▸ Exercise instructions
Identify all lines below that hold "tags" and collect them.

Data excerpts
+---+

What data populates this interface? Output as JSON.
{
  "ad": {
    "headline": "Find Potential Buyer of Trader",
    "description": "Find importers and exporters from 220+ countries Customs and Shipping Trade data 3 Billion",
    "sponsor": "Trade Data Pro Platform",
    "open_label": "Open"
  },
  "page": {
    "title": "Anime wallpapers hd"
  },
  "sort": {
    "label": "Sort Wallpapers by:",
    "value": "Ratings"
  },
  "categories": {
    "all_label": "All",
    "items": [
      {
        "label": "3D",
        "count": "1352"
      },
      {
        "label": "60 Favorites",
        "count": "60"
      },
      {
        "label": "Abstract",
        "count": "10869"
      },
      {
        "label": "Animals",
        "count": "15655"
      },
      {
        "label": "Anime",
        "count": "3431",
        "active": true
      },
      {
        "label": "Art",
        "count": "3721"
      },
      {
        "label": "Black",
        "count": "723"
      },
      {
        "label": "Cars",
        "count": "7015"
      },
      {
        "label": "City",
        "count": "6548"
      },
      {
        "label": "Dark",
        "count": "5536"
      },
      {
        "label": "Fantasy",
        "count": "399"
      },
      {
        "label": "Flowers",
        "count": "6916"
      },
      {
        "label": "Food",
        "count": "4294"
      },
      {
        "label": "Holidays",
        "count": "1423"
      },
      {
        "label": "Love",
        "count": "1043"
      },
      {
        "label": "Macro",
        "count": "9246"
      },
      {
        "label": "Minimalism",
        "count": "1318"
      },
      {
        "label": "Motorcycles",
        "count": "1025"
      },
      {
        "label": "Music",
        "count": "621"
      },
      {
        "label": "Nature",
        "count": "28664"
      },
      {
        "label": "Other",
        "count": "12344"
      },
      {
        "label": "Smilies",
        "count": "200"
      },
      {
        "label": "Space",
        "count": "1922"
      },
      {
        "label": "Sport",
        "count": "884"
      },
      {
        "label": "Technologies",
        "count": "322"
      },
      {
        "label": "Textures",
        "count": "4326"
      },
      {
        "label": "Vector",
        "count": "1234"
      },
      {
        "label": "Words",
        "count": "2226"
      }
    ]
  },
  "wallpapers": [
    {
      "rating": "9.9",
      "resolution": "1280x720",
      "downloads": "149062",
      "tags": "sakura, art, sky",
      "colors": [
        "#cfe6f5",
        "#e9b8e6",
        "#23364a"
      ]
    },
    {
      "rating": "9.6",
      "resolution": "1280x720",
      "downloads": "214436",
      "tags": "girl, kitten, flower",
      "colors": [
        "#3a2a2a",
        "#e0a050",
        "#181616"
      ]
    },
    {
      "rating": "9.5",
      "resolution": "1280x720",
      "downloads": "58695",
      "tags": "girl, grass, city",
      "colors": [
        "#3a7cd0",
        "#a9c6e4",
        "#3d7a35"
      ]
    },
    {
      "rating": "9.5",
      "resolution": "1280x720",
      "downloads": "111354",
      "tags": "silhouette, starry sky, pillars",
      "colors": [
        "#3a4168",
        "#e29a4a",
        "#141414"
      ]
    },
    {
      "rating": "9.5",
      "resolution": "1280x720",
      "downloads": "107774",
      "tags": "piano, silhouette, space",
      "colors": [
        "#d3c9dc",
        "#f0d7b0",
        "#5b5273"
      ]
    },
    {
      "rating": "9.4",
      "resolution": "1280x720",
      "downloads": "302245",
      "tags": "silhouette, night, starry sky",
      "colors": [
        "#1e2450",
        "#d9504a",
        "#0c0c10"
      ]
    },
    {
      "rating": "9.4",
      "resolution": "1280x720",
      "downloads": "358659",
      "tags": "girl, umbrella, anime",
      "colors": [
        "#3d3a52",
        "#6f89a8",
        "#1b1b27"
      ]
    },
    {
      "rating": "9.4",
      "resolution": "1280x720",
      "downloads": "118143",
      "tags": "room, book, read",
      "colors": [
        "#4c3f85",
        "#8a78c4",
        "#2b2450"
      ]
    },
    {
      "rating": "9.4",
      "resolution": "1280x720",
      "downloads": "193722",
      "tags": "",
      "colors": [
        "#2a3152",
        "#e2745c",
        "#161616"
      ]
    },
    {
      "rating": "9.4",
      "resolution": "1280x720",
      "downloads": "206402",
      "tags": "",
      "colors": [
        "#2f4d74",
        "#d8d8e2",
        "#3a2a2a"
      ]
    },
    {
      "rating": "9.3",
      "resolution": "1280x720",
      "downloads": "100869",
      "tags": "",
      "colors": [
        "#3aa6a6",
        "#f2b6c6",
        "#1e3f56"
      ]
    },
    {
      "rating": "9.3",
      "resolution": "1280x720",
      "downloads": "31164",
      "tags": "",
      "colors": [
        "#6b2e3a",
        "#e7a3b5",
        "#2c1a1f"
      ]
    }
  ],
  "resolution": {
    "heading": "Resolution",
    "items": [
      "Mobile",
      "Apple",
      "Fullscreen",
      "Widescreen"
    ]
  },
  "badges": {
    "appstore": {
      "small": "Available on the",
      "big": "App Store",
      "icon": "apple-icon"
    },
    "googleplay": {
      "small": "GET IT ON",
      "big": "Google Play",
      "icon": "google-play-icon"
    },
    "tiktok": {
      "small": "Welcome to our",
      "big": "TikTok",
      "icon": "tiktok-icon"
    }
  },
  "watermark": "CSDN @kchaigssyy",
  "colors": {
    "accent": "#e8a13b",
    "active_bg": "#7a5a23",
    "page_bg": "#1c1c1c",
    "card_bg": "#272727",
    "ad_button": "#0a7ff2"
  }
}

+---+

▸ Task result
      "tags": "sakura, art, sky",
      "tags": "girl, kitten, flower",
      "tags": "girl, grass, city",
      "tags": "silhouette, starry sky, pillars",
      "tags": "piano, silhouette, space",
      "tags": "silhouette, night, starry sky",
      "tags": "girl, umbrella, anime",
      "tags": "room, book, read",
      "tags": "",
      "tags": "",
      "tags": "",
      "tags": "",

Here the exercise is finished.